+++ Data entries +++

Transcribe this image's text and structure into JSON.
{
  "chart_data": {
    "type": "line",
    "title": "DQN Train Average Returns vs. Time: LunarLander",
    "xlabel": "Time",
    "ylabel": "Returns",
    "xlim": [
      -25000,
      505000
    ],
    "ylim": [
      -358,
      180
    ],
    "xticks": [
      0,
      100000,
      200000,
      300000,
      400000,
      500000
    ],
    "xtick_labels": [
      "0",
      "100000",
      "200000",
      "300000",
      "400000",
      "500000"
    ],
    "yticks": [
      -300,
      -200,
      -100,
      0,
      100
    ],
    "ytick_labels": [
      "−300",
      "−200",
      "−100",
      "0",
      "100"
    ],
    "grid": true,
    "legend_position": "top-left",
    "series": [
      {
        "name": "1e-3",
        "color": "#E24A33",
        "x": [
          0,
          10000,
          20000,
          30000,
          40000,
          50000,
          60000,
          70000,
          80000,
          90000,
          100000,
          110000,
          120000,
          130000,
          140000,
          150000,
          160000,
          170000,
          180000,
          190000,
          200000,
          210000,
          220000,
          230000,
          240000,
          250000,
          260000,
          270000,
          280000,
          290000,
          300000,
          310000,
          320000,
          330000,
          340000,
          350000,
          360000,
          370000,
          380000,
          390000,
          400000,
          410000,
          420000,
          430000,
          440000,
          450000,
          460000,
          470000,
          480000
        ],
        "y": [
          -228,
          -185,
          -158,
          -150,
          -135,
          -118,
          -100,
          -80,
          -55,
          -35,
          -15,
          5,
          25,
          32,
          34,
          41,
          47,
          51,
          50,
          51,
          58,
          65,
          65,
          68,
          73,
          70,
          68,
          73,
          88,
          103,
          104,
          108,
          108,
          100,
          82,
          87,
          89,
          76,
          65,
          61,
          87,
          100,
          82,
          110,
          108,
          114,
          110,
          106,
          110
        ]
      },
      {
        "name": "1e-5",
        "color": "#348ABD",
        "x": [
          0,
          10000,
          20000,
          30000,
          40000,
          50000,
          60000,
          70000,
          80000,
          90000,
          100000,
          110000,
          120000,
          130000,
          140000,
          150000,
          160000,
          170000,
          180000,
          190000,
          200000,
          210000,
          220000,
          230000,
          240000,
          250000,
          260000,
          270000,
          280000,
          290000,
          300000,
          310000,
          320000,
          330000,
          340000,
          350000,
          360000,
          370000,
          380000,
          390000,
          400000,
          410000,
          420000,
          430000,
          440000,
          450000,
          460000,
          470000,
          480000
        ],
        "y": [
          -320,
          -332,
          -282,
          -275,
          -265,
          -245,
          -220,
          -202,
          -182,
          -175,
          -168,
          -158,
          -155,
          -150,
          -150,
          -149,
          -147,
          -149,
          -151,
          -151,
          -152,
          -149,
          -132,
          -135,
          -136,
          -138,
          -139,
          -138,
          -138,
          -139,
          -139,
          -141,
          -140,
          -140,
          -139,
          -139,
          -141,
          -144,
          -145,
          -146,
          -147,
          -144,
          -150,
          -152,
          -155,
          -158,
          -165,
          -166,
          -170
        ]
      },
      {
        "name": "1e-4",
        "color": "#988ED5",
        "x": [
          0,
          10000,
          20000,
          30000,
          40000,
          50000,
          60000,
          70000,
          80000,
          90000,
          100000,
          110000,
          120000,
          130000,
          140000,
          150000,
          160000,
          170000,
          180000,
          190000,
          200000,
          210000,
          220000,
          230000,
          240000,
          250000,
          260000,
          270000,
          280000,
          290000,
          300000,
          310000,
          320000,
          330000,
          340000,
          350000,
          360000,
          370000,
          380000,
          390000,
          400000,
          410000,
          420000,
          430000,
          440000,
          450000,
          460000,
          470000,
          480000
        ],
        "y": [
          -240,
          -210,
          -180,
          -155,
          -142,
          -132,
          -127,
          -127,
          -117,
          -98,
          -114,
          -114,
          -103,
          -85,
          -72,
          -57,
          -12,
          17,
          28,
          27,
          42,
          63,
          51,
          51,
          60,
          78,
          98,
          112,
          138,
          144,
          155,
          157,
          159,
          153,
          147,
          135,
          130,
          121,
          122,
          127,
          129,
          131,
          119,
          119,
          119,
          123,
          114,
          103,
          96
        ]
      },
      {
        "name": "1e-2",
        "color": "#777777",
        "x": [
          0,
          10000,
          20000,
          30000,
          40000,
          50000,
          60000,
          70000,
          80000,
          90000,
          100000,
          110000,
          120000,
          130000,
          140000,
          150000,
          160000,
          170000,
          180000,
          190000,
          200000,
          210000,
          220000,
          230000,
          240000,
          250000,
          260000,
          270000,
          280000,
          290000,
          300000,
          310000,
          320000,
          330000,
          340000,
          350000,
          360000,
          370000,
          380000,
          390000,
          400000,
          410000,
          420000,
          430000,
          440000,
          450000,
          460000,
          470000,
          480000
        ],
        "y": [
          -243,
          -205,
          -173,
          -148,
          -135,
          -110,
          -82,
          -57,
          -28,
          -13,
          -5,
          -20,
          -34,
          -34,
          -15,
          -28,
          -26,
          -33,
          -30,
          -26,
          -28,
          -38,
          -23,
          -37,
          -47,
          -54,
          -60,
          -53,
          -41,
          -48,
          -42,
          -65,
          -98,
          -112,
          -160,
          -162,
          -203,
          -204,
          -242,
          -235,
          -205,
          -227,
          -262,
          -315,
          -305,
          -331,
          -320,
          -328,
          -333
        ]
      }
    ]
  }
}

+++

__Do this__
Pull out every line above that holds the word "color".

__Solution below__
        "color": "#E24A33",
        "color": "#348ABD",
        "color": "#988ED5",
        "color": "#777777",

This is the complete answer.